- _Problem statement_:
From the entries below, list each line with "Matched".

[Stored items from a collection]
* start *
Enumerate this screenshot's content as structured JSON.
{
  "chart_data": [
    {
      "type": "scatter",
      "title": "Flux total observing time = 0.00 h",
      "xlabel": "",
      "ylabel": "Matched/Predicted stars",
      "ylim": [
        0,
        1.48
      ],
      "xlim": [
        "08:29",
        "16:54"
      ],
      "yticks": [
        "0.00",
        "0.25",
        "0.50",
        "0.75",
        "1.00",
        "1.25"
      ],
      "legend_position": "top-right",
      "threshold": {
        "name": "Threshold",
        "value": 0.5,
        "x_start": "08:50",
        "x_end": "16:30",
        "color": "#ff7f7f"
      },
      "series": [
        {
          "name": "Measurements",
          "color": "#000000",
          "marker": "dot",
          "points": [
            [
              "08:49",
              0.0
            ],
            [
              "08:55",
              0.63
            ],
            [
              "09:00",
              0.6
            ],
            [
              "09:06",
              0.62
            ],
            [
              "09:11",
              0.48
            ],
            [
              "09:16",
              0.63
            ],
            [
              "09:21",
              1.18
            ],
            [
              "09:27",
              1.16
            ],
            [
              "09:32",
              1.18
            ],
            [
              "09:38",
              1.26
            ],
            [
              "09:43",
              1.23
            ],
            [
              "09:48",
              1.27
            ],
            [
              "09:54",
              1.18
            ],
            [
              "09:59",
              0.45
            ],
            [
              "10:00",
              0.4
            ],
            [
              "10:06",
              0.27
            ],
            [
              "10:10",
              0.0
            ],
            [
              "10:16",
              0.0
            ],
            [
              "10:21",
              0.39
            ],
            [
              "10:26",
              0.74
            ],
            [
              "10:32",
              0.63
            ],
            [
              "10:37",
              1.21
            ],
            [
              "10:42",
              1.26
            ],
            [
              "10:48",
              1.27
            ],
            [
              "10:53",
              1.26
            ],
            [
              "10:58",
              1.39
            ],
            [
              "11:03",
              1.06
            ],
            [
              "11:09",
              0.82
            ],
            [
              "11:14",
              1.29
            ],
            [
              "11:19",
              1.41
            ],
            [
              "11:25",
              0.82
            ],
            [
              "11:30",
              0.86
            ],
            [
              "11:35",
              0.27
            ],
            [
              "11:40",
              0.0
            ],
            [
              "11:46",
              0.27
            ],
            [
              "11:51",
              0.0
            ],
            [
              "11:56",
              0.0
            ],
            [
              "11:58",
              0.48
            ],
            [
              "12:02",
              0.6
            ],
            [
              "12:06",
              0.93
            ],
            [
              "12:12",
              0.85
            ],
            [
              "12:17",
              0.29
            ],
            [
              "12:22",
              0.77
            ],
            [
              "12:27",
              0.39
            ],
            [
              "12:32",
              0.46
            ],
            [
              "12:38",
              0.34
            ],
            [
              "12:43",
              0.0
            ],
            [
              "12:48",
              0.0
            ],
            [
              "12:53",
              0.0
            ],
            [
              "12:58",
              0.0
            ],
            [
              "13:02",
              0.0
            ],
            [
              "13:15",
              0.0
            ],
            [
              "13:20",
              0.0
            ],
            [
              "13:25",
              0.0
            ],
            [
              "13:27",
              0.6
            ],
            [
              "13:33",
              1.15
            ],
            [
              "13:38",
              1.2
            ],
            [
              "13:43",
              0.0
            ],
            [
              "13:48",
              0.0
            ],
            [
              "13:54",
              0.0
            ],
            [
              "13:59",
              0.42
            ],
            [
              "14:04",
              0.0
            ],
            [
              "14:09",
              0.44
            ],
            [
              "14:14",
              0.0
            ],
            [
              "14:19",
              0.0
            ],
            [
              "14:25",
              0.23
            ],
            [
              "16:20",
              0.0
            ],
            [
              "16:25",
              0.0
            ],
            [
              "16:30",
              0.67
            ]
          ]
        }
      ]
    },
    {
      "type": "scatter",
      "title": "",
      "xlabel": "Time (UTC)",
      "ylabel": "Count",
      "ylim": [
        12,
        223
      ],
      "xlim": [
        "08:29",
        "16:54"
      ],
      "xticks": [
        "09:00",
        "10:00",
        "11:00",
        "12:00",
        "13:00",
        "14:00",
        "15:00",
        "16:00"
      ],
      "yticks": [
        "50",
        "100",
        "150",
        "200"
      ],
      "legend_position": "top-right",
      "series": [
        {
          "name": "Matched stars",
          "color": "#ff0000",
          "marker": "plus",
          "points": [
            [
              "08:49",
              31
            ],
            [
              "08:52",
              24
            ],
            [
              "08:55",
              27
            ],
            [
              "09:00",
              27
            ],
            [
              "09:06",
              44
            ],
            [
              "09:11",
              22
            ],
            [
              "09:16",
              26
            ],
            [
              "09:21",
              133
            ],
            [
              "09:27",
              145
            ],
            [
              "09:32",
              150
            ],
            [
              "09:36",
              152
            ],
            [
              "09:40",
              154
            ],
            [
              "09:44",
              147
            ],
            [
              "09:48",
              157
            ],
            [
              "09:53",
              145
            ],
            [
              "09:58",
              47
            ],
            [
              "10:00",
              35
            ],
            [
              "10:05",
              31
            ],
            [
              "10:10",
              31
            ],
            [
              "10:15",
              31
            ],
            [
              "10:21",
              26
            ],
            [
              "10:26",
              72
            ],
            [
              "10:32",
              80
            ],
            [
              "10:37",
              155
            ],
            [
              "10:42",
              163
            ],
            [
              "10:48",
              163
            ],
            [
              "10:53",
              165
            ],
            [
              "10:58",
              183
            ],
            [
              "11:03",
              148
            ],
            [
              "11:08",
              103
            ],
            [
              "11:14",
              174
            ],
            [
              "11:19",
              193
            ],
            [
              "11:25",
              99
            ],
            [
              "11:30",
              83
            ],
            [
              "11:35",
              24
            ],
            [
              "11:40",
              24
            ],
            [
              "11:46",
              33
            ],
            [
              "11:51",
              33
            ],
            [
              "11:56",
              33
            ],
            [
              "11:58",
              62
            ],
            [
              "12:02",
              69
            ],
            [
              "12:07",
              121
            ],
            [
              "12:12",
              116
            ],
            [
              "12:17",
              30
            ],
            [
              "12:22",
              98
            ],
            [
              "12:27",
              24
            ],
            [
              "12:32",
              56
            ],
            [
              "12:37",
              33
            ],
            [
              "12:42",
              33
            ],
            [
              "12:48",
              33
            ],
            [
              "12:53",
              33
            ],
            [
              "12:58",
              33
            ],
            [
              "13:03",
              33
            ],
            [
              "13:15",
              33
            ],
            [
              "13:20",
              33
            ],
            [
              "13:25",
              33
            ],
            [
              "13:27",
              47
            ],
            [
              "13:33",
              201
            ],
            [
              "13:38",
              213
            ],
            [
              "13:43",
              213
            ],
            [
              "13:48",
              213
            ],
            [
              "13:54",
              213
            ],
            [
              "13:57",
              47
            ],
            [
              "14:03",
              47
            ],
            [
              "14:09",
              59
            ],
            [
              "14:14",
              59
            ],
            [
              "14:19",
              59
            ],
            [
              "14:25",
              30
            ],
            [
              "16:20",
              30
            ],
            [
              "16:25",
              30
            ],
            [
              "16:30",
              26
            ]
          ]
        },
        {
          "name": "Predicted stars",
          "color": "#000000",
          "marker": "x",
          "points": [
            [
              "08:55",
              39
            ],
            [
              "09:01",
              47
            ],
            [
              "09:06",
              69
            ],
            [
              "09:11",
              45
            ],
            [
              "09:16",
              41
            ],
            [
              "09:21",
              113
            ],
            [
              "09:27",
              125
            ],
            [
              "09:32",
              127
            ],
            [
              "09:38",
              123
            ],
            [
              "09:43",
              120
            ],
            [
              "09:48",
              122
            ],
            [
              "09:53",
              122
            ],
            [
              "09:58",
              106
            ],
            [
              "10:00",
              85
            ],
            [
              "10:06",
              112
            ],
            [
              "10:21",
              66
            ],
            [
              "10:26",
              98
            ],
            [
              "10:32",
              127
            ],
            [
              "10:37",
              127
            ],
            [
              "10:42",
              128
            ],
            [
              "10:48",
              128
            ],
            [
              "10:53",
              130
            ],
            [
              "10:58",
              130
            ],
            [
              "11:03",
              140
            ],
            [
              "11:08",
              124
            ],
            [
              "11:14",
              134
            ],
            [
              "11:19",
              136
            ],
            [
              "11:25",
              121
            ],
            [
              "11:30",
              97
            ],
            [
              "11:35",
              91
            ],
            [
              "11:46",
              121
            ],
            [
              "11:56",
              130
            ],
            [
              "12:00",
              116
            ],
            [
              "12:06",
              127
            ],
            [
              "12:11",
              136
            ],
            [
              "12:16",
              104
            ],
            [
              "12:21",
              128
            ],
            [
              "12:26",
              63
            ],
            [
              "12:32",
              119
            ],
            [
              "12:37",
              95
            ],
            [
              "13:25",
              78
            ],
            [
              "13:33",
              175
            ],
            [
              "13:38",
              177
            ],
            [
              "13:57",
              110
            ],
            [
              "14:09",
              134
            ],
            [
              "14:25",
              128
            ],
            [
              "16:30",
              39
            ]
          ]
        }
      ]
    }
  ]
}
* end *
- _Result of the task_:
      "ylabel": "Matched/Predicted stars",
          "name": "Matched stars",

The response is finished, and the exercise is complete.